Take every line where the string "this" appears and copy it.

## Start EXERCISE INPUTS

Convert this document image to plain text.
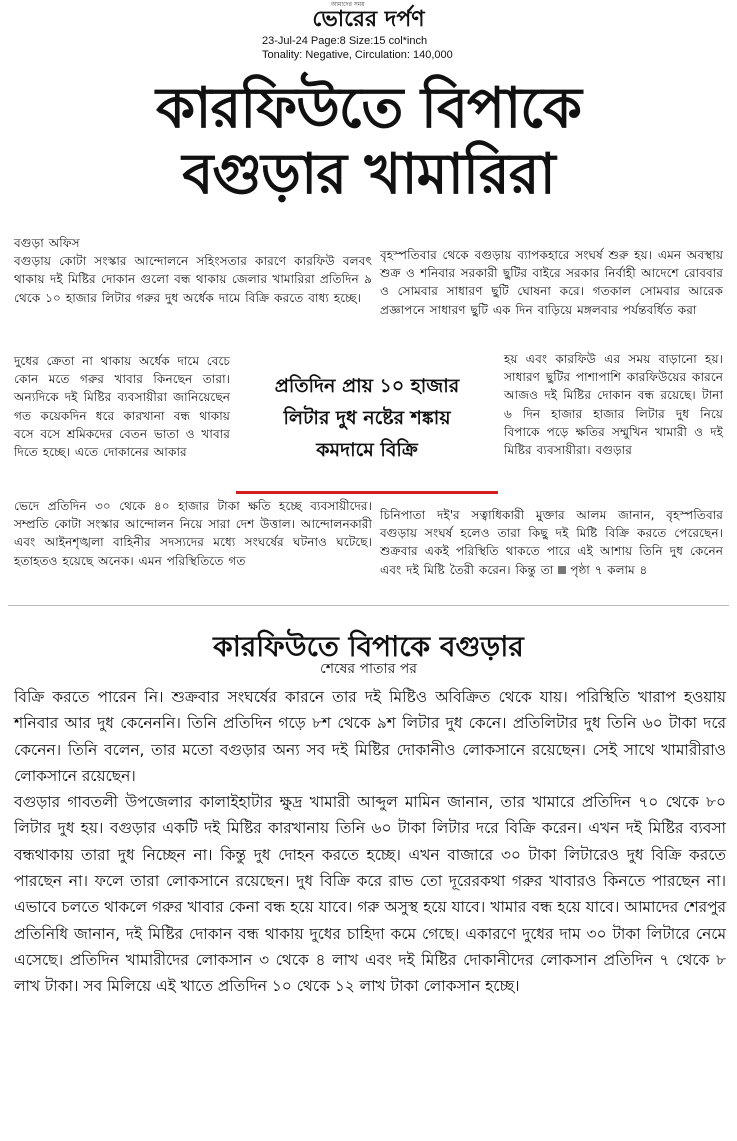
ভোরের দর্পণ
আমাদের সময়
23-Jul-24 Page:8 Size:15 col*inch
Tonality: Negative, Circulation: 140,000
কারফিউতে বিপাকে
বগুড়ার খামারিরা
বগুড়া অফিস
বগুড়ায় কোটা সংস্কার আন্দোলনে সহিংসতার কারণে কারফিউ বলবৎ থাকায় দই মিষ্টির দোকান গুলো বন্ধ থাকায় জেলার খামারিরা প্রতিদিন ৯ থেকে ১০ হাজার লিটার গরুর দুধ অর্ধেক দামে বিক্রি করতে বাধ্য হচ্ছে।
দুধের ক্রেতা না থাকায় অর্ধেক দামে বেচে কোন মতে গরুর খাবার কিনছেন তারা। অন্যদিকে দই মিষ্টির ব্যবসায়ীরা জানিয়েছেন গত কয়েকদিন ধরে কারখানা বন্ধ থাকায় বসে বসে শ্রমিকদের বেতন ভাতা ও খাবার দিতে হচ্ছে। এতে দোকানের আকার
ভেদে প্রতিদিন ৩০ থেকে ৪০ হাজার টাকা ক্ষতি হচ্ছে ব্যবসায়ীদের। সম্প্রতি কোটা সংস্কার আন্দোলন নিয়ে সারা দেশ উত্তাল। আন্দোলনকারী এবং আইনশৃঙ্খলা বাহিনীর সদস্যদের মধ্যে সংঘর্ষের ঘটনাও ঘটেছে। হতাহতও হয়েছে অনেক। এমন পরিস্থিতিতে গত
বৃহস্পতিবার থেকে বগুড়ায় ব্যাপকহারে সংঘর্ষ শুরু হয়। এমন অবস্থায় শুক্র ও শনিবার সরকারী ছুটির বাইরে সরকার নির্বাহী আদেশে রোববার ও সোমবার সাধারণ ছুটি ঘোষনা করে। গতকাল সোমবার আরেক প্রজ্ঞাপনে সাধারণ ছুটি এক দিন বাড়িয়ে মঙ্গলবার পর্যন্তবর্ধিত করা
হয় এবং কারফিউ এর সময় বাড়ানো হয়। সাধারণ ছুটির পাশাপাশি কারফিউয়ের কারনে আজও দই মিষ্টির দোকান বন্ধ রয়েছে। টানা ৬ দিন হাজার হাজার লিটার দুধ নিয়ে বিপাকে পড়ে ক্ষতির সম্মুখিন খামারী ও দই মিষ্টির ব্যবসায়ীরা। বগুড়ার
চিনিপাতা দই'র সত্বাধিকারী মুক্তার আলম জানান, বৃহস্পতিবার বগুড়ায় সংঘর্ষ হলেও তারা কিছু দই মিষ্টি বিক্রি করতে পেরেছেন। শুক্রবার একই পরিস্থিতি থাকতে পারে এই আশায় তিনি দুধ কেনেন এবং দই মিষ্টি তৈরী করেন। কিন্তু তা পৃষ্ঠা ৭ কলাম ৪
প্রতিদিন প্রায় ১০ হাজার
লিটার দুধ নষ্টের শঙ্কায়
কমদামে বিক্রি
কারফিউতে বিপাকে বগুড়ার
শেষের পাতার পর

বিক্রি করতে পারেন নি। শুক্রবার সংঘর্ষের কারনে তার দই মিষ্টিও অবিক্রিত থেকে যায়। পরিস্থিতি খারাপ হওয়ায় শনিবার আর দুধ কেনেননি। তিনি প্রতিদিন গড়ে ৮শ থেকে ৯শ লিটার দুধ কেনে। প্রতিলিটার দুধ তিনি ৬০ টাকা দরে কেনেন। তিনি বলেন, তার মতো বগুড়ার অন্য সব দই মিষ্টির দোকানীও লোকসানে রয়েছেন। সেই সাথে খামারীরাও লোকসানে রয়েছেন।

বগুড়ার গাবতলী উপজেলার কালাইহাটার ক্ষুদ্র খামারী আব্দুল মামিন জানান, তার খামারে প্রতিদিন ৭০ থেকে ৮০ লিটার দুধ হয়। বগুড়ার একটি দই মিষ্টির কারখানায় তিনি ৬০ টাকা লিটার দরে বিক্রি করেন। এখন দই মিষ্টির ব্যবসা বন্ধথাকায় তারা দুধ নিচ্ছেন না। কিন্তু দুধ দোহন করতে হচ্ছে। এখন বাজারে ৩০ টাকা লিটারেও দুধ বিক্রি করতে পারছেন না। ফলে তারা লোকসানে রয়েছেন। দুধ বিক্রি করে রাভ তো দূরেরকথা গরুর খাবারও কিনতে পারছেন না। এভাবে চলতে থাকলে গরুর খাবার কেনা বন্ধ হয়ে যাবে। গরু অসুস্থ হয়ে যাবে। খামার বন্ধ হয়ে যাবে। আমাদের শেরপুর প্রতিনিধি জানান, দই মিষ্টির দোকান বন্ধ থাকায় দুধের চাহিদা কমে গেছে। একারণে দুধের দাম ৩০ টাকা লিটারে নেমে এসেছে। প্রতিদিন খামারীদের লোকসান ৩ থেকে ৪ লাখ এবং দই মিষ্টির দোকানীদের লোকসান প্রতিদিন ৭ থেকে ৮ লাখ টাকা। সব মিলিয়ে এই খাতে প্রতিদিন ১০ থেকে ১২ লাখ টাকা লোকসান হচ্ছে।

## End EXERCISE INPUTS
## Start EXERCISE INPUTS

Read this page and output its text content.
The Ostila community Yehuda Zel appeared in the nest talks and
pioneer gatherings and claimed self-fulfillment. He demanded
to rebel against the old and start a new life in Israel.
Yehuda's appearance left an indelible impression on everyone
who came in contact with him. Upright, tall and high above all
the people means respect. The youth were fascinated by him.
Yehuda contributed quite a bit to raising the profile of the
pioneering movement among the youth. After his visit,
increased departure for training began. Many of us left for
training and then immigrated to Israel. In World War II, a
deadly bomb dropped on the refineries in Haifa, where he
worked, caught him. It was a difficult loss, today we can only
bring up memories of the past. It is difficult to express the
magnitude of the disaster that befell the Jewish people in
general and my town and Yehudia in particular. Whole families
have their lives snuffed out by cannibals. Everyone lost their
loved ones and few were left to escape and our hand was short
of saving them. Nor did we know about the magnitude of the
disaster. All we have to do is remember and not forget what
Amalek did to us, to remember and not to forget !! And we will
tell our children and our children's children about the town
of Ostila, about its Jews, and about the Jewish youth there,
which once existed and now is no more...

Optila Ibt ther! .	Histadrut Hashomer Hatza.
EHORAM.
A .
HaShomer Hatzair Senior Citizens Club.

## End EXERCISE INPUTS

RESPONSE BELOW
Convert this document image to plain text.
Read this page and output its text content.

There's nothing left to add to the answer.